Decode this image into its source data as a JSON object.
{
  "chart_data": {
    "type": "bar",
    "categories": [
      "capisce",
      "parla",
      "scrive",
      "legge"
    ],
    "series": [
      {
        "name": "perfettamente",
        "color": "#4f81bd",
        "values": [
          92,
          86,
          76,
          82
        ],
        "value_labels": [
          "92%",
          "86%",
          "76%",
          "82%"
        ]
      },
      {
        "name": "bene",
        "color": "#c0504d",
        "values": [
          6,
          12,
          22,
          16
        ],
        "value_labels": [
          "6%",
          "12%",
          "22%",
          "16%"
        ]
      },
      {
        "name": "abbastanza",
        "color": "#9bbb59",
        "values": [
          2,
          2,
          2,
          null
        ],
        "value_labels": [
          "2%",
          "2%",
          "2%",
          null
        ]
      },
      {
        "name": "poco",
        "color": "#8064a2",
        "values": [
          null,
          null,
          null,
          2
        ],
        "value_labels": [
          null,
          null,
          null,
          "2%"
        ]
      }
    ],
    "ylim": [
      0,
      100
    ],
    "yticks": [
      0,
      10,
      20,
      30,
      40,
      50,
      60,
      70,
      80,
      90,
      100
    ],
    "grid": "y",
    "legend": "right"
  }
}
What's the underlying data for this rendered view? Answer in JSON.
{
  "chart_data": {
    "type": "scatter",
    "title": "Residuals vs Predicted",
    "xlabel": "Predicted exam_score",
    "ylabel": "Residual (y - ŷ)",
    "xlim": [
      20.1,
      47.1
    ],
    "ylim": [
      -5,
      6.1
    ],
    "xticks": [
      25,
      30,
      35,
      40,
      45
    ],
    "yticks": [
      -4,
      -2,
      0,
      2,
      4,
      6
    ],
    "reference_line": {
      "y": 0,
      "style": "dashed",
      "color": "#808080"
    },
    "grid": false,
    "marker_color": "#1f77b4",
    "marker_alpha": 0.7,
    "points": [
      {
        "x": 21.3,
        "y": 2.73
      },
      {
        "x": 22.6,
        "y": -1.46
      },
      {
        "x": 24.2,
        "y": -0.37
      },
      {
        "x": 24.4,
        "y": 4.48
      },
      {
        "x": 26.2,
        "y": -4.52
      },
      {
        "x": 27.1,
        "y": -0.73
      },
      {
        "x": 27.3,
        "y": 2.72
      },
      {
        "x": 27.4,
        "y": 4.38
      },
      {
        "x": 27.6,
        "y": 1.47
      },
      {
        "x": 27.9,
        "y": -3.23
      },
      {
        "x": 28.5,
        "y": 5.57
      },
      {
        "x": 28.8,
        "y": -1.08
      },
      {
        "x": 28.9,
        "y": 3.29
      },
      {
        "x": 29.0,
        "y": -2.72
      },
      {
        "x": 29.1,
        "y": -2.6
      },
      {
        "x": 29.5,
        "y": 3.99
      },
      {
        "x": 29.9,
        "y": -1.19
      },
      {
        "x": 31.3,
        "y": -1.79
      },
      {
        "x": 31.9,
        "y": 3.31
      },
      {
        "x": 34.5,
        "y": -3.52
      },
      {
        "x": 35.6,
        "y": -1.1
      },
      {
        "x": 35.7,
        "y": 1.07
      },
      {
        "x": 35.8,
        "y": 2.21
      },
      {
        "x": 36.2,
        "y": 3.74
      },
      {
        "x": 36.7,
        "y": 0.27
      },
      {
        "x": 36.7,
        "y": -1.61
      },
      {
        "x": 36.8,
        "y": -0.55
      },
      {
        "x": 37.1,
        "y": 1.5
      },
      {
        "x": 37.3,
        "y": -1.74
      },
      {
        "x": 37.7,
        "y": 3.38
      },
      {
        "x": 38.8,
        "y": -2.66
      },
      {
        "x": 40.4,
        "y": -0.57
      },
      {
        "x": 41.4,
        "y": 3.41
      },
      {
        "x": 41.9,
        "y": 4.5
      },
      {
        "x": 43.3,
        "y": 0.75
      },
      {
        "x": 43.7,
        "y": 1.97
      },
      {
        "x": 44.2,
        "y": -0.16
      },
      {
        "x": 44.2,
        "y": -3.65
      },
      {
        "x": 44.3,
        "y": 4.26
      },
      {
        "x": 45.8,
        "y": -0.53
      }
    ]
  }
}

● ● ● ●

[Stated goal]:
Which lines above contain "JSON"? Show each of them.

[Solution to the exercise]:
Decode this image into its source data as a JSON object.
What's the underlying data for this rendered view? Answer in JSON.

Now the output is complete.